#### Task input

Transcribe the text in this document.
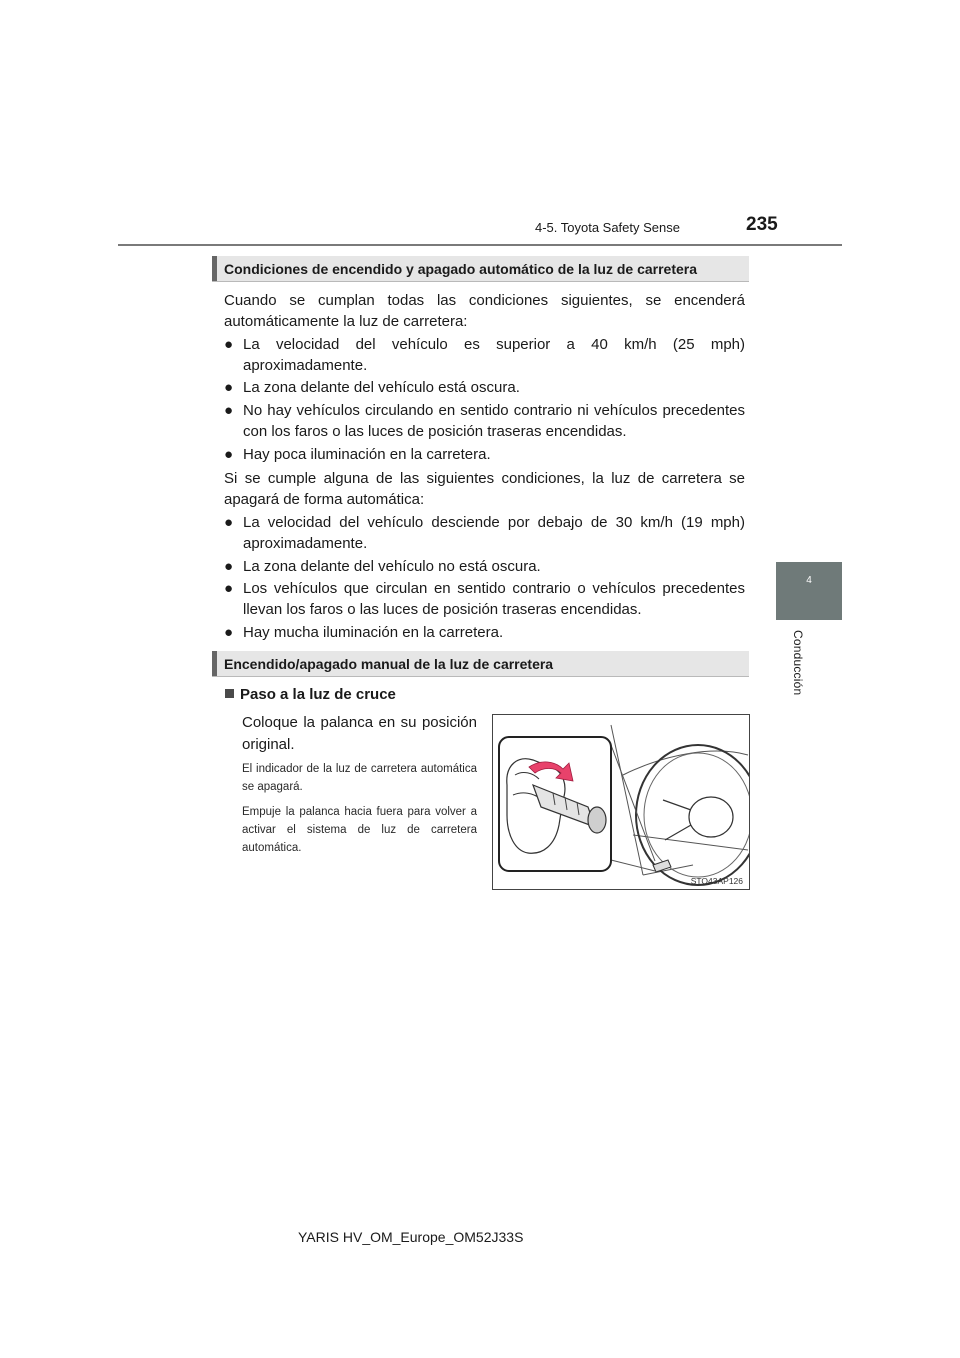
4-5. Toyota Safety Sense	235
4
Conducción
Condiciones de encendido y apagado automático de la luz de carretera
Cuando se cumplan todas las condiciones siguientes, se encenderá automáticamente la luz de carretera:
● La velocidad del vehículo es superior a 40 km/h (25 mph) aproximadamente.
● La zona delante del vehículo está oscura.
● No hay vehículos circulando en sentido contrario ni vehículos precedentes con los faros o las luces de posición traseras encendidas.
● Hay poca iluminación en la carretera.
Si se cumple alguna de las siguientes condiciones, la luz de carretera se apagará de forma automática:
● La velocidad del vehículo desciende por debajo de 30 km/h (19 mph) aproximadamente.
● La zona delante del vehículo no está oscura.
● Los vehículos que circulan en sentido contrario o vehículos precedentes llevan los faros o las luces de posición traseras encendidas.
● Hay mucha iluminación en la carretera.
Encendido/apagado manual de la luz de carretera
Paso a la luz de cruce
Coloque la palanca en su posición original.
El indicador de la luz de carretera automática se apagará.
Empuje la palanca hacia fuera para volver a activar el sistema de luz de carretera automática.
STO43AP126
YARIS HV_OM_Europe_OM52J33S
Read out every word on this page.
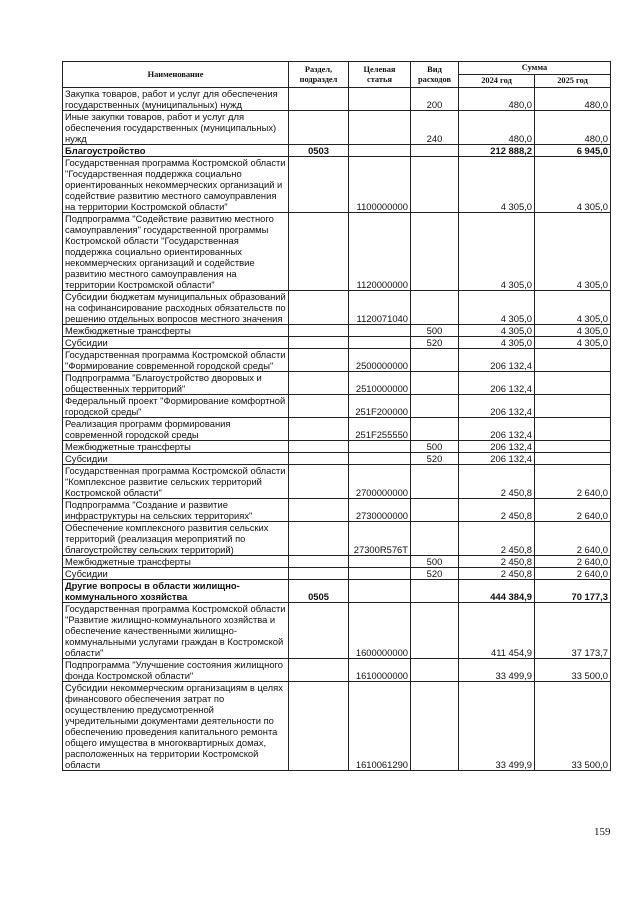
Наименование	Раздел, подраздел	Целевая статья	Вид расходов	Сумма	
				2024 год	2025 год
Закупка товаров, работ и услуг для обеспечения государственных (муниципальных) нужд			200	480,0	480,0
Иные закупки товаров, работ и услуг для обеспечения государственных (муниципальных) нужд			240	480,0	480,0
Благоустройство	0503			212 888,2	6 945,0
Государственная программа Костромской области "Государственная поддержка социально ориентированных некоммерческих организаций и содействие развитию местного самоуправления на территории Костромской области"		1100000000		4 305,0	4 305,0
Подпрограмма "Содействие развитию местного самоуправления" государственной программы Костромской области "Государственная поддержка социально ориентированных некоммерческих организаций и содействие развитию местного самоуправления на территории Костромской области"		1120000000		4 305,0	4 305,0
Субсидии бюджетам муниципальных образований на софинансирование расходных обязательств по решению отдельных вопросов местного значения		1120071040		4 305,0	4 305,0
Межбюджетные трансферты			500	4 305,0	4 305,0
Субсидии			520	4 305,0	4 305,0
Государственная программа Костромской области "Формирование современной городской среды"		2500000000		206 132,4	
Подпрограмма "Благоустройство дворовых и общественных территорий"		2510000000		206 132,4	
Федеральный проект "Формирование комфортной городской среды"		251F200000		206 132,4	
Реализация программ формирования современной городской среды		251F255550		206 132,4	
Межбюджетные трансферты			500	206 132,4	
Субсидии			520	206 132,4	
Государственная программа Костромской области "Комплексное развитие сельских территорий Костромской области"		2700000000		2 450,8	2 640,0
Подпрограмма "Создание и развитие инфраструктуры на сельских территориях"		2730000000		2 450,8	2 640,0
Обеспечение комплексного развития сельских территорий (реализация мероприятий по благоустройству сельских территорий)		27300R576T		2 450,8	2 640,0
Межбюджетные трансферты			500	2 450,8	2 640,0
Субсидии			520	2 450,8	2 640,0
Другие вопросы в области жилищно-коммунального хозяйства	0505			444 384,9	70 177,3
Государственная программа Костромской области "Развитие жилищно-коммунального хозяйства и обеспечение качественными жилищно-коммунальными услугами граждан в Костромской области"		1600000000		411 454,9	37 173,7
Подпрограмма "Улучшение состояния жилищного фонда Костромской области"		1610000000		33 499,9	33 500,0
Субсидии некоммерческим организациям в целях финансового обеспечения затрат по осуществлению предусмотренной учредительными документами деятельности по обеспечению проведения капитального ремонта общего имущества в многоквартирных домах, расположенных на территории Костромской области		1610061290		33 499,9	33 500,0
159
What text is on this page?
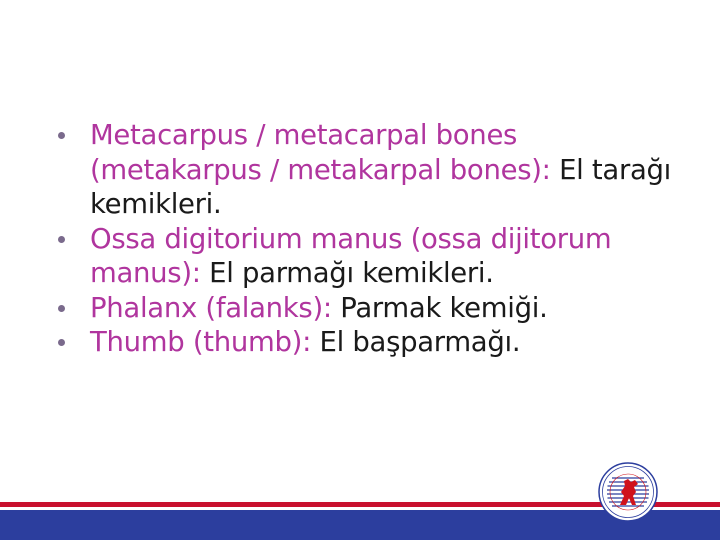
Metacarpus / metacarpal bones (metakarpus / metakarpal bones): El tarağı kemikleri.
Ossa digitorium manus (ossa dijitorum manus): El parmağı kemikleri.
Phalanx (falanks): Parmak kemiği.
Thumb (thumb): El başparmağı.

########

The copy should begin at the line containing "What text is on this page?" and end at the last line of the data above; please restate those lines word for word without the pictures.

## Solution
What text is on this page?
Metacarpus / metacarpal bones (metakarpus / metakarpal bones): El tarağı kemikleri.
Ossa digitorium manus (ossa dijitorum manus): El parmağı kemikleri.
Phalanx (falanks): Parmak kemiği.
Thumb (thumb): El başparmağı.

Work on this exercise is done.